Written request:
Looking through the listing, how many of its lines hold the word "title"? Answer with only the number.

Working data:
+ + +
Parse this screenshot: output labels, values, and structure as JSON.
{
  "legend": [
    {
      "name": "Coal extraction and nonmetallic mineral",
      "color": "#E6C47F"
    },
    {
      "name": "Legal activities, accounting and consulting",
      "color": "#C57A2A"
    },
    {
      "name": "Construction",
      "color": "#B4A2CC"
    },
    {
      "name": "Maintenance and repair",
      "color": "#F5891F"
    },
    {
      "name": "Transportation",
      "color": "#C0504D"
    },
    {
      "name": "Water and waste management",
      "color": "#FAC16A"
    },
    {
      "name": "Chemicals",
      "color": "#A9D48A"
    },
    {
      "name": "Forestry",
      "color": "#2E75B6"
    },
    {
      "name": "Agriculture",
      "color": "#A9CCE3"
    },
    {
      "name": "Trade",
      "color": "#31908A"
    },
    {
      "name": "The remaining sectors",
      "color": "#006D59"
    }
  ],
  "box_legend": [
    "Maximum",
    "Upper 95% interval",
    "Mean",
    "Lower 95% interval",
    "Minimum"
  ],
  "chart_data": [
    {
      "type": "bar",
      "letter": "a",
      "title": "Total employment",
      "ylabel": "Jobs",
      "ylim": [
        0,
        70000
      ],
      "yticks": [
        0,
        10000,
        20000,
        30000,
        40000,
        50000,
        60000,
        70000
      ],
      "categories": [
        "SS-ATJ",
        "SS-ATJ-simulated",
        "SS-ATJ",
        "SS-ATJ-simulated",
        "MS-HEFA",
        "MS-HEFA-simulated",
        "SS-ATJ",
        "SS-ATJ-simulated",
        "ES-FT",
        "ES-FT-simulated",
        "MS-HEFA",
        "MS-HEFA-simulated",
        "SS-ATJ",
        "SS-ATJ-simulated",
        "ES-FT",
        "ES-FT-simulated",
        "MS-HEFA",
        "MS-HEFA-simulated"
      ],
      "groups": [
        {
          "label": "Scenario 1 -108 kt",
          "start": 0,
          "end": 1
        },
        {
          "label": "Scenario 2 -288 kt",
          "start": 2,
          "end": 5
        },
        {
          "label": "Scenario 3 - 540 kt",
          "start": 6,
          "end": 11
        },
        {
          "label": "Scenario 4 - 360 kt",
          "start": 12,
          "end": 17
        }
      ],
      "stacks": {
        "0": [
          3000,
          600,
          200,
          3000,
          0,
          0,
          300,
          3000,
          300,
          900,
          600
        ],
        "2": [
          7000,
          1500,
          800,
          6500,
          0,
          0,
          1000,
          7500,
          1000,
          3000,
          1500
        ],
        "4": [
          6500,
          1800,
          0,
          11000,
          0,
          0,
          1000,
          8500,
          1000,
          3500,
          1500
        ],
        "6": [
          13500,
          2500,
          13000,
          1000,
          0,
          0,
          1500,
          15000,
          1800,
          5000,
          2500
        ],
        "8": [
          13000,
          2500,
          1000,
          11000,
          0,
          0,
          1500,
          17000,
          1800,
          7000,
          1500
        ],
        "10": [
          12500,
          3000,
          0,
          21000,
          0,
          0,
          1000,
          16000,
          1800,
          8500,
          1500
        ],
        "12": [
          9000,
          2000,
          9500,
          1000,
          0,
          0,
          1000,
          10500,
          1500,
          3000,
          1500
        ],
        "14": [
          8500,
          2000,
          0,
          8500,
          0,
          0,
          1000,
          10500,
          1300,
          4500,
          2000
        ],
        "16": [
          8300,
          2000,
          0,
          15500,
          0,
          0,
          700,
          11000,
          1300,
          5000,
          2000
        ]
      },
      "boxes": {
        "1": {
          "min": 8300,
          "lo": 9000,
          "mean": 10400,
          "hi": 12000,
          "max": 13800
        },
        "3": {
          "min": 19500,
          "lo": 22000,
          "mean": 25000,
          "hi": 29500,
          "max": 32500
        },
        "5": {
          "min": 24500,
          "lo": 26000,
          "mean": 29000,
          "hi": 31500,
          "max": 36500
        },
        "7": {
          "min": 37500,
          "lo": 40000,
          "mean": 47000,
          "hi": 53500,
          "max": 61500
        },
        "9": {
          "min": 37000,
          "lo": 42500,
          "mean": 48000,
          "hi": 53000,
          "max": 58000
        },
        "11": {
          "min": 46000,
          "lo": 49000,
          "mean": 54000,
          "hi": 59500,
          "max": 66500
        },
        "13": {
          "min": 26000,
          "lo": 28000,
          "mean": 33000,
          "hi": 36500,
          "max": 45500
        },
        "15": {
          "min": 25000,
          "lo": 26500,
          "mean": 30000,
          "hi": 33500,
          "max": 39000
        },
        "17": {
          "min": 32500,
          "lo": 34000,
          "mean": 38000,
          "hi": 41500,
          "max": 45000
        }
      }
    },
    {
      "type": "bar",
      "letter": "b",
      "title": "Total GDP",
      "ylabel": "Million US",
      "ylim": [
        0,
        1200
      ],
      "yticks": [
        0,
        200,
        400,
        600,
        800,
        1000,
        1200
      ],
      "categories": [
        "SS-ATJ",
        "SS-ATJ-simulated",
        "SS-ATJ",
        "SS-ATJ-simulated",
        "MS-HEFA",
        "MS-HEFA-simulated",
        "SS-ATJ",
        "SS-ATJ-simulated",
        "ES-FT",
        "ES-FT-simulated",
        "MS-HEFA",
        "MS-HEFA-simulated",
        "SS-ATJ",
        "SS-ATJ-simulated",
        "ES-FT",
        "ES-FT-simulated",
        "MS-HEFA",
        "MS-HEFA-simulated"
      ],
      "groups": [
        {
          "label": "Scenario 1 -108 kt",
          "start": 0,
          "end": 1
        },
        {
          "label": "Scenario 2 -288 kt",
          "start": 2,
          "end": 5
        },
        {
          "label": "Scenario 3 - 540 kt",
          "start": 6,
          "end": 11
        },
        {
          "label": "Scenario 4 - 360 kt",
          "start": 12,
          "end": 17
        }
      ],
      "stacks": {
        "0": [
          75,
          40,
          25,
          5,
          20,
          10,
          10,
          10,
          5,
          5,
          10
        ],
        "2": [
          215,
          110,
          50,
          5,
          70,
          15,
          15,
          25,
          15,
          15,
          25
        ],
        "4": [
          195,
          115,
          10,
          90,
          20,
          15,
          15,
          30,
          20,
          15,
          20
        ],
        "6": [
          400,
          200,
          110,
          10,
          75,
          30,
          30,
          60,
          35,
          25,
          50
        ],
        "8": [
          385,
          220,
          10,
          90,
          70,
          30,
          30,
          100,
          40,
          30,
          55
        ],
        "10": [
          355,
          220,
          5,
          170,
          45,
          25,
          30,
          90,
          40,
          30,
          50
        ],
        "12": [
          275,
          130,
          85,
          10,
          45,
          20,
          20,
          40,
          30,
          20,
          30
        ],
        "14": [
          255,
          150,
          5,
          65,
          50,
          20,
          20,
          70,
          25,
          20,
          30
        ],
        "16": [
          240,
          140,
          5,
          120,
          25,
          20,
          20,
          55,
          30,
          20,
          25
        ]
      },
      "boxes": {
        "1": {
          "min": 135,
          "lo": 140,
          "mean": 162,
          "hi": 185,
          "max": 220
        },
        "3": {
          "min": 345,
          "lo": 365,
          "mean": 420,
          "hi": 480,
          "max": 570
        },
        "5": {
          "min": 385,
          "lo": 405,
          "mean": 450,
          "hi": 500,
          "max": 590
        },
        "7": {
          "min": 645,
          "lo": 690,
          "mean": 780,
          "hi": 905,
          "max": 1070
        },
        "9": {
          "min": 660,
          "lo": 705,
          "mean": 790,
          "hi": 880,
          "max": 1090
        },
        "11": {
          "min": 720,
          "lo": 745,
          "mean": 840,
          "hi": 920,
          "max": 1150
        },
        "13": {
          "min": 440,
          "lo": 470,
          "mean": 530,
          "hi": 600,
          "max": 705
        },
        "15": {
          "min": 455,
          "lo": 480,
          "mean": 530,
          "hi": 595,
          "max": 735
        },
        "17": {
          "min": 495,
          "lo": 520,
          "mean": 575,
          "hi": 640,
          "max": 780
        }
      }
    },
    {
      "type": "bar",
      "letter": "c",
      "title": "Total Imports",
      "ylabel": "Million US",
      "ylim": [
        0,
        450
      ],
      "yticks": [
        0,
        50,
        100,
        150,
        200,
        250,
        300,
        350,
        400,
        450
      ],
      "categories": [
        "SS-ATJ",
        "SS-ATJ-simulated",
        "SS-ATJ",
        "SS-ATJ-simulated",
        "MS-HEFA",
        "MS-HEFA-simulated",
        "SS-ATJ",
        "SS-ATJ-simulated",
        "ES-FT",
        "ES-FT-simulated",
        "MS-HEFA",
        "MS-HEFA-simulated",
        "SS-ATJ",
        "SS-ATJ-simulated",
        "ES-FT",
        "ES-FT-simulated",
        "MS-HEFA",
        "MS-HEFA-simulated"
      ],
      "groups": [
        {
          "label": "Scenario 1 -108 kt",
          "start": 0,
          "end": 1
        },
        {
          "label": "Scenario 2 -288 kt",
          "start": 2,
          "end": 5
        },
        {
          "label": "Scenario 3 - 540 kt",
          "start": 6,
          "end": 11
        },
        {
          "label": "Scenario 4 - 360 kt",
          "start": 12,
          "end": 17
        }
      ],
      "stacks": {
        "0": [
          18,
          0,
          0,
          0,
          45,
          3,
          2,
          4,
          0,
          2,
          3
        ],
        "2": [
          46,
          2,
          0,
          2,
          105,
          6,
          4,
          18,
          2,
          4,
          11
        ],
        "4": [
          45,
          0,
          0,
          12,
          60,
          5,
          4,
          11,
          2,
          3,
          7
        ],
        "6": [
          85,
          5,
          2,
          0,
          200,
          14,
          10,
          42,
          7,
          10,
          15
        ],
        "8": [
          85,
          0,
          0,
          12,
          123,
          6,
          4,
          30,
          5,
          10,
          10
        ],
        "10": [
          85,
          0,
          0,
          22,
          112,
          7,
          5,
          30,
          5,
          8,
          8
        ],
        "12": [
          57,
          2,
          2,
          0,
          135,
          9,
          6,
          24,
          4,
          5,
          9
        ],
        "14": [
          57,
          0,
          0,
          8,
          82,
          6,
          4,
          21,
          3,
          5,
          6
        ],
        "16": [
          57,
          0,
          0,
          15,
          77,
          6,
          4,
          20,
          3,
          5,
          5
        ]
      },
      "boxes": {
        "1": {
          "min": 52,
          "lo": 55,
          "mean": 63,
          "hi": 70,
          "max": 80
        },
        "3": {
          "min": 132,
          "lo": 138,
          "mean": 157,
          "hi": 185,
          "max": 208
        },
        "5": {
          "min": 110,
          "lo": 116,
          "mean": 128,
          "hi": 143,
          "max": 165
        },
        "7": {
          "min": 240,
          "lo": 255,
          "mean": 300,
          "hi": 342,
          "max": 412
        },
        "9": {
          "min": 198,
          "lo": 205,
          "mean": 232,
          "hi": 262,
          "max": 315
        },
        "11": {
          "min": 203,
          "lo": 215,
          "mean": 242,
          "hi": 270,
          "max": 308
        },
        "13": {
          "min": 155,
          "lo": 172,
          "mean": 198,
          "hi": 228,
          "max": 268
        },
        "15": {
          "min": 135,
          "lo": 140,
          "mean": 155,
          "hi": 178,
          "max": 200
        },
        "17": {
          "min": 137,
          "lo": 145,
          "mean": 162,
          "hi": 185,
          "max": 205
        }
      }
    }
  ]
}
+ + +
Task output:
3